-------- RECORDED DATA --------

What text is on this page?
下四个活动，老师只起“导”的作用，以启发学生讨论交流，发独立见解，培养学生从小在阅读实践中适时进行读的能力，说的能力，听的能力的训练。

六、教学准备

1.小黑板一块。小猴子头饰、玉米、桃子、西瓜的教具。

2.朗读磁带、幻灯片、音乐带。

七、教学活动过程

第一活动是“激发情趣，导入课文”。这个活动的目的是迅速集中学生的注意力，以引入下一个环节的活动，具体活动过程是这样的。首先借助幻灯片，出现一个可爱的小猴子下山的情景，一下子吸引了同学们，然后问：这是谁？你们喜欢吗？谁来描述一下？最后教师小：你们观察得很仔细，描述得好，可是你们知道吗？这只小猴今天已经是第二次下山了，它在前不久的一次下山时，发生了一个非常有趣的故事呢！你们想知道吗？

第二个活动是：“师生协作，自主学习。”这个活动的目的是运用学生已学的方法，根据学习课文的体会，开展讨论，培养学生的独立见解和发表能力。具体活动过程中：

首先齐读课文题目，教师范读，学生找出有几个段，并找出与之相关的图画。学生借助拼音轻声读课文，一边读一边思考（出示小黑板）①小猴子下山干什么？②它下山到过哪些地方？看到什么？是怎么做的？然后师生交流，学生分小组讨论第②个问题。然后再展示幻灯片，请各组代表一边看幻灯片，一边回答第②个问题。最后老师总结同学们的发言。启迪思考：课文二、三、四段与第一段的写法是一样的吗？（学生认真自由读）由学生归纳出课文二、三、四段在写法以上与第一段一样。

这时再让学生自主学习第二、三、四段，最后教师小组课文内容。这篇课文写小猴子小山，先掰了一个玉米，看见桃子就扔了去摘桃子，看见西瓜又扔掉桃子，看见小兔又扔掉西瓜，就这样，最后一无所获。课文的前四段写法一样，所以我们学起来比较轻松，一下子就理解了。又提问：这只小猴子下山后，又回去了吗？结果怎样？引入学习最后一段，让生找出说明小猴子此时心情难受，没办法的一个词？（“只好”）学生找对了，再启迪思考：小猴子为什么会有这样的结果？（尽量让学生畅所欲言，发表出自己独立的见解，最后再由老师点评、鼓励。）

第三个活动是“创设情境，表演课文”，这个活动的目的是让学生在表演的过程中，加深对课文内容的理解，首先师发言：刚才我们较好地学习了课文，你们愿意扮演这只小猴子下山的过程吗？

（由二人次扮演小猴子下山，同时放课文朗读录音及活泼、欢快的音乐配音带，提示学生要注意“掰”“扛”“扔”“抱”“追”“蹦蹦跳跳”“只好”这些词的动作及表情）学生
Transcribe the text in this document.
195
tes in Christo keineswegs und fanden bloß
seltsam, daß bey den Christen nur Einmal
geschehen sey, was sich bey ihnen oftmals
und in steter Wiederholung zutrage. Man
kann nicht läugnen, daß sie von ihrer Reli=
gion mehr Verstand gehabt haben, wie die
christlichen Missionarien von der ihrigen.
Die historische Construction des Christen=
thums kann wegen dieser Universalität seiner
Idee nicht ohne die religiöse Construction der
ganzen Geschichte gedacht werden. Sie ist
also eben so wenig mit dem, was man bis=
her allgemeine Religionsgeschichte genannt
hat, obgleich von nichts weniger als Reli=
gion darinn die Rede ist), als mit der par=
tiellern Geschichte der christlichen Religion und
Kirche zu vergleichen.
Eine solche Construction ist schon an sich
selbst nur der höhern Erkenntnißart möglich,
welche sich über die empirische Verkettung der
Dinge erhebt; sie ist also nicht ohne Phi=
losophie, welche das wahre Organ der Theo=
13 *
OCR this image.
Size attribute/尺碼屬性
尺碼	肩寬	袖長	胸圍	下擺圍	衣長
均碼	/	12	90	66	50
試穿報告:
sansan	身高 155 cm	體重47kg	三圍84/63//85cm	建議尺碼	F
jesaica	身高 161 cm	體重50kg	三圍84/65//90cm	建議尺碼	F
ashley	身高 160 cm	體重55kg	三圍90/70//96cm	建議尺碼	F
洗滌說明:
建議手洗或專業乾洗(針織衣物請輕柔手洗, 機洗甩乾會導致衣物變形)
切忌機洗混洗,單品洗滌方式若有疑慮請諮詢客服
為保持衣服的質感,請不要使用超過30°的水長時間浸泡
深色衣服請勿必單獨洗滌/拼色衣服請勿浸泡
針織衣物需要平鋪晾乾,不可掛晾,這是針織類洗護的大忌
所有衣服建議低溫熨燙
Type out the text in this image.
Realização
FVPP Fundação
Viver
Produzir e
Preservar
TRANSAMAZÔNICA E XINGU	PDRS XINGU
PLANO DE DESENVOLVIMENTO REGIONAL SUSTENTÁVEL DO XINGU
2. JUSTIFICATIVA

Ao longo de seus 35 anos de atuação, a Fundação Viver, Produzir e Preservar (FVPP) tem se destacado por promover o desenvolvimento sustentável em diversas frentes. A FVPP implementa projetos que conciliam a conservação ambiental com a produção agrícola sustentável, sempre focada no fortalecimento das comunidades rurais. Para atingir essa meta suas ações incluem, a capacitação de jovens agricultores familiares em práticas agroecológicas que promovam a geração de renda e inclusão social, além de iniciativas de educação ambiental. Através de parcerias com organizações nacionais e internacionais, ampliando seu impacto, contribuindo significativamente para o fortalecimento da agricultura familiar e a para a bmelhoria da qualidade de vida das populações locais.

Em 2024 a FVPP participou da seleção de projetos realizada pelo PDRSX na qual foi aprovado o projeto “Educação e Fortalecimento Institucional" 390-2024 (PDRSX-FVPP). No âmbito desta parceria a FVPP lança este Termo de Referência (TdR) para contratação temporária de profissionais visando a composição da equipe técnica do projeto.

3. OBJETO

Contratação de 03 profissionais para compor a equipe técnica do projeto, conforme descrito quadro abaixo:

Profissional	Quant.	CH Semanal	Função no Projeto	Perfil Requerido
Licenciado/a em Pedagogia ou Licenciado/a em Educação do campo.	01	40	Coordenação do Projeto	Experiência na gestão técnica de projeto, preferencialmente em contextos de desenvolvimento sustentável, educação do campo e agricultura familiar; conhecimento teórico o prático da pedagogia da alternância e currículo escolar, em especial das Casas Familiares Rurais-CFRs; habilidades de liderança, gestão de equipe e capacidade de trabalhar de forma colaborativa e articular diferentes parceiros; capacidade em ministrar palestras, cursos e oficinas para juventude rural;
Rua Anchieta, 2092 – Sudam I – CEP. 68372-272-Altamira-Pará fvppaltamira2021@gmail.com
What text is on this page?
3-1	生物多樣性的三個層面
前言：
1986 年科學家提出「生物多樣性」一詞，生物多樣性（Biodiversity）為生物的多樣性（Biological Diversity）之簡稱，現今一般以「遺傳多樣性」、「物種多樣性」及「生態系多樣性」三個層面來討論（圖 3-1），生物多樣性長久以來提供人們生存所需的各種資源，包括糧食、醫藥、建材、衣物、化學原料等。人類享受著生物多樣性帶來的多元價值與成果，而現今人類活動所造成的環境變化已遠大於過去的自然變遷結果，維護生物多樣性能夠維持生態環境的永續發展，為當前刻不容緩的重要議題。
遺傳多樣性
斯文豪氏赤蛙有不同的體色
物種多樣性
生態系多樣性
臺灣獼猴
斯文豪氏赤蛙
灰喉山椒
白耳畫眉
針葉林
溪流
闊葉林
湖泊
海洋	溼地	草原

--------

# [TASK STATEMENT]
Return all of the above records exactly, leaving no line out.

# [TASK OUTPUT]
What text is on this page?
下四个活动，老师只起“导”的作用，以启发学生讨论交流，发独立见解，培养学生从小在阅读实践中适时进行读的能力，说的能力，听的能力的训练。

六、教学准备

1.小黑板一块。小猴子头饰、玉米、桃子、西瓜的教具。

2.朗读磁带、幻灯片、音乐带。

七、教学活动过程

第一活动是“激发情趣，导入课文”。这个活动的目的是迅速集中学生的注意力，以引入下一个环节的活动，具体活动过程是这样的。首先借助幻灯片，出现一个可爱的小猴子下山的情景，一下子吸引了同学们，然后问：这是谁？你们喜欢吗？谁来描述一下？最后教师小：你们观察得很仔细，描述得好，可是你们知道吗？这只小猴今天已经是第二次下山了，它在前不久的一次下山时，发生了一个非常有趣的故事呢！你们想知道吗？

第二个活动是：“师生协作，自主学习。”这个活动的目的是运用学生已学的方法，根据学习课文的体会，开展讨论，培养学生的独立见解和发表能力。具体活动过程中：

首先齐读课文题目，教师范读，学生找出有几个段，并找出与之相关的图画。学生借助拼音轻声读课文，一边读一边思考（出示小黑板）①小猴子下山干什么？②它下山到过哪些地方？看到什么？是怎么做的？然后师生交流，学生分小组讨论第②个问题。然后再展示幻灯片，请各组代表一边看幻灯片，一边回答第②个问题。最后老师总结同学们的发言。启迪思考：课文二、三、四段与第一段的写法是一样的吗？（学生认真自由读）由学生归纳出课文二、三、四段在写法以上与第一段一样。

这时再让学生自主学习第二、三、四段，最后教师小组课文内容。这篇课文写小猴子小山，先掰了一个玉米，看见桃子就扔了去摘桃子，看见西瓜又扔掉桃子，看见小兔又扔掉西瓜，就这样，最后一无所获。课文的前四段写法一样，所以我们学起来比较轻松，一下子就理解了。又提问：这只小猴子下山后，又回去了吗？结果怎样？引入学习最后一段，让生找出说明小猴子此时心情难受，没办法的一个词？（“只好”）学生找对了，再启迪思考：小猴子为什么会有这样的结果？（尽量让学生畅所欲言，发表出自己独立的见解，最后再由老师点评、鼓励。）

第三个活动是“创设情境，表演课文”，这个活动的目的是让学生在表演的过程中，加深对课文内容的理解，首先师发言：刚才我们较好地学习了课文，你们愿意扮演这只小猴子下山的过程吗？

（由二人次扮演小猴子下山，同时放课文朗读录音及活泼、欢快的音乐配音带，提示学生要注意“掰”“扛”“扔”“抱”“追”“蹦蹦跳跳”“只好”这些词的动作及表情）学生
Transcribe the text in this document.
195
tes in Christo keineswegs und fanden bloß
seltsam, daß bey den Christen nur Einmal
geschehen sey, was sich bey ihnen oftmals
und in steter Wiederholung zutrage. Man
kann nicht läugnen, daß sie von ihrer Reli=
gion mehr Verstand gehabt haben, wie die
christlichen Missionarien von der ihrigen.
Die historische Construction des Christen=
thums kann wegen dieser Universalität seiner
Idee nicht ohne die religiöse Construction der
ganzen Geschichte gedacht werden. Sie ist
also eben so wenig mit dem, was man bis=
her allgemeine Religionsgeschichte genannt
hat, obgleich von nichts weniger als Reli=
gion darinn die Rede ist), als mit der par=
tiellern Geschichte der christlichen Religion und
Kirche zu vergleichen.
Eine solche Construction ist schon an sich
selbst nur der höhern Erkenntnißart möglich,
welche sich über die empirische Verkettung der
Dinge erhebt; sie ist also nicht ohne Phi=
losophie, welche das wahre Organ der Theo=
13 *
OCR this image.
Size attribute/尺碼屬性
尺碼	肩寬	袖長	胸圍	下擺圍	衣長
均碼	/	12	90	66	50
試穿報告:
sansan	身高 155 cm	體重47kg	三圍84/63//85cm	建議尺碼	F
jesaica	身高 161 cm	體重50kg	三圍84/65//90cm	建議尺碼	F
ashley	身高 160 cm	體重55kg	三圍90/70//96cm	建議尺碼	F
洗滌說明:
建議手洗或專業乾洗(針織衣物請輕柔手洗, 機洗甩乾會導致衣物變形)
切忌機洗混洗,單品洗滌方式若有疑慮請諮詢客服
為保持衣服的質感,請不要使用超過30°的水長時間浸泡
深色衣服請勿必單獨洗滌/拼色衣服請勿浸泡
針織衣物需要平鋪晾乾,不可掛晾,這是針織類洗護的大忌
所有衣服建議低溫熨燙
Type out the text in this image.
Realização
FVPP Fundação
Viver
Produzir e
Preservar
TRANSAMAZÔNICA E XINGU	PDRS XINGU
PLANO DE DESENVOLVIMENTO REGIONAL SUSTENTÁVEL DO XINGU
2. JUSTIFICATIVA

Ao longo de seus 35 anos de atuação, a Fundação Viver, Produzir e Preservar (FVPP) tem se destacado por promover o desenvolvimento sustentável em diversas frentes. A FVPP implementa projetos que conciliam a conservação ambiental com a produção agrícola sustentável, sempre focada no fortalecimento das comunidades rurais. Para atingir essa meta suas ações incluem, a capacitação de jovens agricultores familiares em práticas agroecológicas que promovam a geração de renda e inclusão social, além de iniciativas de educação ambiental. Através de parcerias com organizações nacionais e internacionais, ampliando seu impacto, contribuindo significativamente para o fortalecimento da agricultura familiar e a para a bmelhoria da qualidade de vida das populações locais.

Em 2024 a FVPP participou da seleção de projetos realizada pelo PDRSX na qual foi aprovado o projeto “Educação e Fortalecimento Institucional" 390-2024 (PDRSX-FVPP). No âmbito desta parceria a FVPP lança este Termo de Referência (TdR) para contratação temporária de profissionais visando a composição da equipe técnica do projeto.

3. OBJETO

Contratação de 03 profissionais para compor a equipe técnica do projeto, conforme descrito quadro abaixo:

Profissional	Quant.	CH Semanal	Função no Projeto	Perfil Requerido
Licenciado/a em Pedagogia ou Licenciado/a em Educação do campo.	01	40	Coordenação do Projeto	Experiência na gestão técnica de projeto, preferencialmente em contextos de desenvolvimento sustentável, educação do campo e agricultura familiar; conhecimento teórico o prático da pedagogia da alternância e currículo escolar, em especial das Casas Familiares Rurais-CFRs; habilidades de liderança, gestão de equipe e capacidade de trabalhar de forma colaborativa e articular diferentes parceiros; capacidade em ministrar palestras, cursos e oficinas para juventude rural;
Rua Anchieta, 2092 – Sudam I – CEP. 68372-272-Altamira-Pará fvppaltamira2021@gmail.com
What text is on this page?
3-1	生物多樣性的三個層面
前言：
1986 年科學家提出「生物多樣性」一詞，生物多樣性（Biodiversity）為生物的多樣性（Biological Diversity）之簡稱，現今一般以「遺傳多樣性」、「物種多樣性」及「生態系多樣性」三個層面來討論（圖 3-1），生物多樣性長久以來提供人們生存所需的各種資源，包括糧食、醫藥、建材、衣物、化學原料等。人類享受著生物多樣性帶來的多元價值與成果，而現今人類活動所造成的環境變化已遠大於過去的自然變遷結果，維護生物多樣性能夠維持生態環境的永續發展，為當前刻不容緩的重要議題。
遺傳多樣性
斯文豪氏赤蛙有不同的體色
物種多樣性
生態系多樣性
臺灣獼猴
斯文豪氏赤蛙
灰喉山椒
白耳畫眉
針葉林
溪流
闊葉林
湖泊
海洋	溼地	草原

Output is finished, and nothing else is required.